_Extracted material_.
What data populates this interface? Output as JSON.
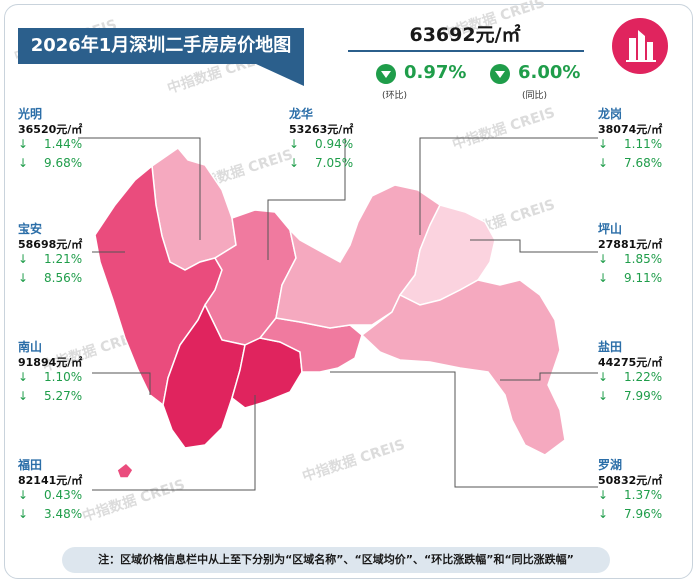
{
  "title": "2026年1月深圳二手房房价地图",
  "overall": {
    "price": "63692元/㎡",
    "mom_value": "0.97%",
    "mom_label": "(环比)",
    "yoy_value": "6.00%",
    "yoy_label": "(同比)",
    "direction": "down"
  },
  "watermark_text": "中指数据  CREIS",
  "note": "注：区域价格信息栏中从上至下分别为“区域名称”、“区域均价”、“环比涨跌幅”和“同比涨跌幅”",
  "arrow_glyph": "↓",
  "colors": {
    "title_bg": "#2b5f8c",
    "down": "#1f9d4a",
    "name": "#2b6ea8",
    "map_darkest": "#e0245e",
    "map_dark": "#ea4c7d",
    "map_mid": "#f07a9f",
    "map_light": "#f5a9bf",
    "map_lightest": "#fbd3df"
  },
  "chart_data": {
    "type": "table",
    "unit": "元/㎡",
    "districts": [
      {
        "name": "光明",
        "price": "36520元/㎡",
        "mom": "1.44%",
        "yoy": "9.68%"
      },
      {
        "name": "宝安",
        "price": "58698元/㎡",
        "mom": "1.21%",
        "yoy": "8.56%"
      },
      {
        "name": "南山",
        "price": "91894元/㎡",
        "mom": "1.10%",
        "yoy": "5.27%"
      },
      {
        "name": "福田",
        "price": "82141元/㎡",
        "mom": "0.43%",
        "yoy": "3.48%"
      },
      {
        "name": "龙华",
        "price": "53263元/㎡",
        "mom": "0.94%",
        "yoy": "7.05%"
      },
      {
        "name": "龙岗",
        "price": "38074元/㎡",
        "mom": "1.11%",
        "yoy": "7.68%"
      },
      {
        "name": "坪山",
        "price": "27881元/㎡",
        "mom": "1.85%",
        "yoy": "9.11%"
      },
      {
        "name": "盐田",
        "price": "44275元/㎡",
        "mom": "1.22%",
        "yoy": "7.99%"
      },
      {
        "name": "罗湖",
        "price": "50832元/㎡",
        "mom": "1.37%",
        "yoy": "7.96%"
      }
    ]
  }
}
* * *
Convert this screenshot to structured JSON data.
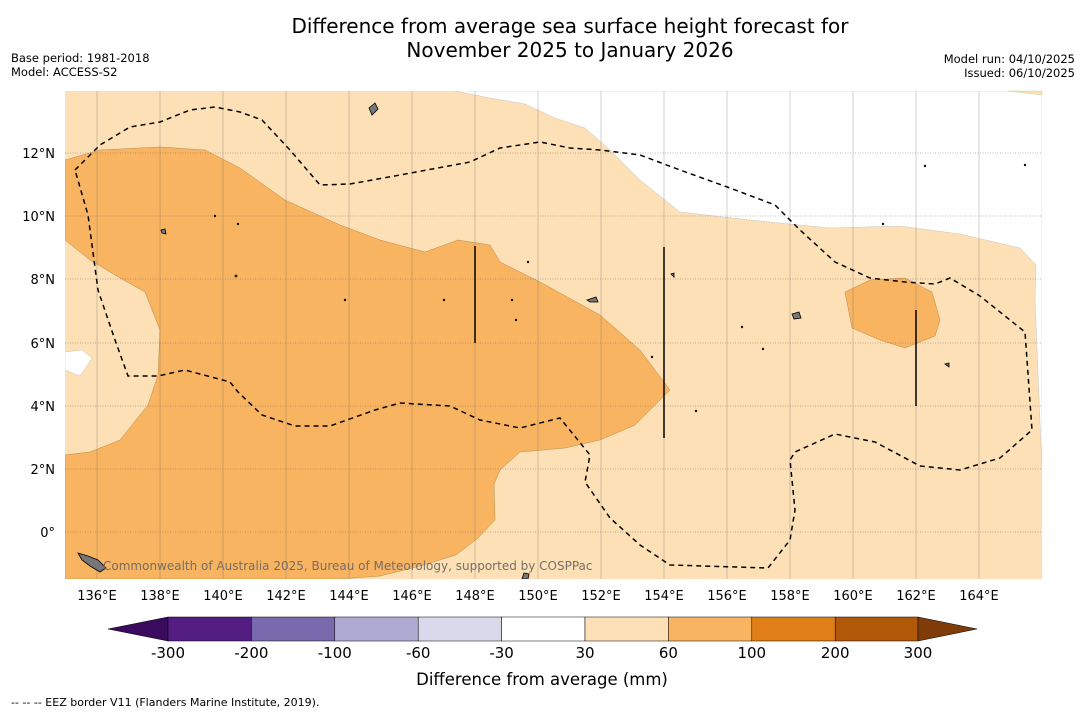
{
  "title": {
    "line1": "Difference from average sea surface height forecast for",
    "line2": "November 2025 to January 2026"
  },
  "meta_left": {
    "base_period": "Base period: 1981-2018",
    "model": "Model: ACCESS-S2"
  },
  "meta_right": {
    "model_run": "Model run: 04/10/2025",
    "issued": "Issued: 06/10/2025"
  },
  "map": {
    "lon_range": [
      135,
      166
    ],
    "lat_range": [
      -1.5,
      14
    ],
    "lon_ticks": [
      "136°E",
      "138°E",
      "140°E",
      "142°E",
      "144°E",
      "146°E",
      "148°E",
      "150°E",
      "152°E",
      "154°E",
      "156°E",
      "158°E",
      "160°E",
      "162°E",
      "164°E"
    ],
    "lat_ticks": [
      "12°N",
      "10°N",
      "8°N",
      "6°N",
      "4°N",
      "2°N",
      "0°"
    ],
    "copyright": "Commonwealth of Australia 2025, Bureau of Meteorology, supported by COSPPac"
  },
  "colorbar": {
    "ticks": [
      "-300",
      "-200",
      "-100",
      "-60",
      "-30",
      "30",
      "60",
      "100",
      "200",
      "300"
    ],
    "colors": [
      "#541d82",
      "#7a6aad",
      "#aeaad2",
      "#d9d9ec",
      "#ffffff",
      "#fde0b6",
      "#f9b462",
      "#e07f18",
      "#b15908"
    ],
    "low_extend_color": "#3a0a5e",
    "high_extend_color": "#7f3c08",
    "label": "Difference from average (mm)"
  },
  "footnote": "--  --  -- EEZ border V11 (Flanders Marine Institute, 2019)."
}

_Problem to work on_. Check each line of the records above for the string "Model", and report every line that has it.

_Solution to this problem_.
    "model": "Model: ACCESS-S2"
    "model_run": "Model run: 04/10/2025",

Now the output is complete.